#### [Task prompt]
Write only the number of lines in the records beneath that hold "title".

#### [Records provided]
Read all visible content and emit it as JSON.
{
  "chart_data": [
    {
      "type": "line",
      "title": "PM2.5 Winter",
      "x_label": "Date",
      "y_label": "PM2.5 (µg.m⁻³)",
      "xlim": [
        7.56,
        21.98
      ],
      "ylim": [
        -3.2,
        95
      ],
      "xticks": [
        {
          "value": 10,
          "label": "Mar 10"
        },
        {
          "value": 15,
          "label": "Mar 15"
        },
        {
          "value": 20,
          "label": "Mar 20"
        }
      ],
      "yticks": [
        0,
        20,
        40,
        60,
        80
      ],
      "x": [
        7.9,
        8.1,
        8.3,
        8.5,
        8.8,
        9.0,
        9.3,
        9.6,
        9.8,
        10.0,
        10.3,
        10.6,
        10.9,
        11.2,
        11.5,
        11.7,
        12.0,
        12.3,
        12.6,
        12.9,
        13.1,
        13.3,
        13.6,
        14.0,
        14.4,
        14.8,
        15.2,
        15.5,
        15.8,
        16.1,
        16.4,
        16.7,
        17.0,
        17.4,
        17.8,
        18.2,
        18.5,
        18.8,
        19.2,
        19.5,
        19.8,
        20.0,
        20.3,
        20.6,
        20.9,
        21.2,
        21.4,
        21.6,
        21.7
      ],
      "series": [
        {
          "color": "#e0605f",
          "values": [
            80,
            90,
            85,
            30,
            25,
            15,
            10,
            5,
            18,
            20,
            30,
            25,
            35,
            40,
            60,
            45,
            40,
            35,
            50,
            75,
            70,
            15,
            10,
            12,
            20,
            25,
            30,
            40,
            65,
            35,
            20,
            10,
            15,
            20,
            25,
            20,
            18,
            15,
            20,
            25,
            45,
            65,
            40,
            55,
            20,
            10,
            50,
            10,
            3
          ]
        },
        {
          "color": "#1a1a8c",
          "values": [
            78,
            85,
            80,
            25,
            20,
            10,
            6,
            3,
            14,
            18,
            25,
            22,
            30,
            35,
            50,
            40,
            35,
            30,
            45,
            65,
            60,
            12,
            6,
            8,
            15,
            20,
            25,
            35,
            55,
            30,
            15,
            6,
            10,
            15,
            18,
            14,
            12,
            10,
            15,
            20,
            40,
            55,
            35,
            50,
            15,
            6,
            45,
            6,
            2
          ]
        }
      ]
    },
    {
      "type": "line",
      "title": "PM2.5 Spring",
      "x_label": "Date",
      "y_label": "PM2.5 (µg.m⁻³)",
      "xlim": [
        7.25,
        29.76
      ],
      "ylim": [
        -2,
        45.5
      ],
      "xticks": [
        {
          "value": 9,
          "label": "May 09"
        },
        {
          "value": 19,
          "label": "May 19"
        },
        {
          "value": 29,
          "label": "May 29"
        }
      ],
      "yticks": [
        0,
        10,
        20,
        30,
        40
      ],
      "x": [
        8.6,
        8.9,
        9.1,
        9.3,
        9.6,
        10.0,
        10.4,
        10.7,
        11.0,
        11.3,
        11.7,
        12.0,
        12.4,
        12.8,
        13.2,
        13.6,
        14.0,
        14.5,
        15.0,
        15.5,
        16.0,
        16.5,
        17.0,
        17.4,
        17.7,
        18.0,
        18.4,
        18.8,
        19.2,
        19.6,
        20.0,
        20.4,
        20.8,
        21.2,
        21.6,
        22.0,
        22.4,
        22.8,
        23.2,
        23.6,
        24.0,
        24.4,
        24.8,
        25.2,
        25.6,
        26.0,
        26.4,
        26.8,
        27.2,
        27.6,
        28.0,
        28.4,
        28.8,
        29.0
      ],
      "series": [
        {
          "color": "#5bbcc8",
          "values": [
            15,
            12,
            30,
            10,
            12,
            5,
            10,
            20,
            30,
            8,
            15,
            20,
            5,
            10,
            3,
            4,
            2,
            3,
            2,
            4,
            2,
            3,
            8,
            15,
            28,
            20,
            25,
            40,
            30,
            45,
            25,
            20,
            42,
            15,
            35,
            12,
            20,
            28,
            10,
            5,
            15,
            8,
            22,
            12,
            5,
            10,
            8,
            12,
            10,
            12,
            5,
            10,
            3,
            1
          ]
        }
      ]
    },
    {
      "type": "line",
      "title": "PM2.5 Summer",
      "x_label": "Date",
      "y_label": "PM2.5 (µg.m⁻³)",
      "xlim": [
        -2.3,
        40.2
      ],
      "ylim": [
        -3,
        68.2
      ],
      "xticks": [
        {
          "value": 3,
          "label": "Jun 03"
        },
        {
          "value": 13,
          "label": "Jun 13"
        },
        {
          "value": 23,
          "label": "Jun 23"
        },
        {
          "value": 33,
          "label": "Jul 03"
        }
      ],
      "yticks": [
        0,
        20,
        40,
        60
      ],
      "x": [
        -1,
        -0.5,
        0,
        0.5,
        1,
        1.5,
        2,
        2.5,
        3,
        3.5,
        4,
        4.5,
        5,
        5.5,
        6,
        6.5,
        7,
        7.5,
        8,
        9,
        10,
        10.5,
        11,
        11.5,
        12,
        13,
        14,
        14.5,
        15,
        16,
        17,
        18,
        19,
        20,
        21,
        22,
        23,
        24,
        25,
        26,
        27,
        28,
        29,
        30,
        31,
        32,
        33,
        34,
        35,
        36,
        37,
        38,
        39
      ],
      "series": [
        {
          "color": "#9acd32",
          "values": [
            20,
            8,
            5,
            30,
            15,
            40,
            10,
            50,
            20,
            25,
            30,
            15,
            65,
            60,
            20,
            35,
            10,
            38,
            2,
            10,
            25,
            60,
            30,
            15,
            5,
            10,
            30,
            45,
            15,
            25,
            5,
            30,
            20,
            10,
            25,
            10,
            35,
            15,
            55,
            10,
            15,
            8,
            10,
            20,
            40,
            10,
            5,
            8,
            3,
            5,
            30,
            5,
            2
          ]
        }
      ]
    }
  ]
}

#### [Task response]
3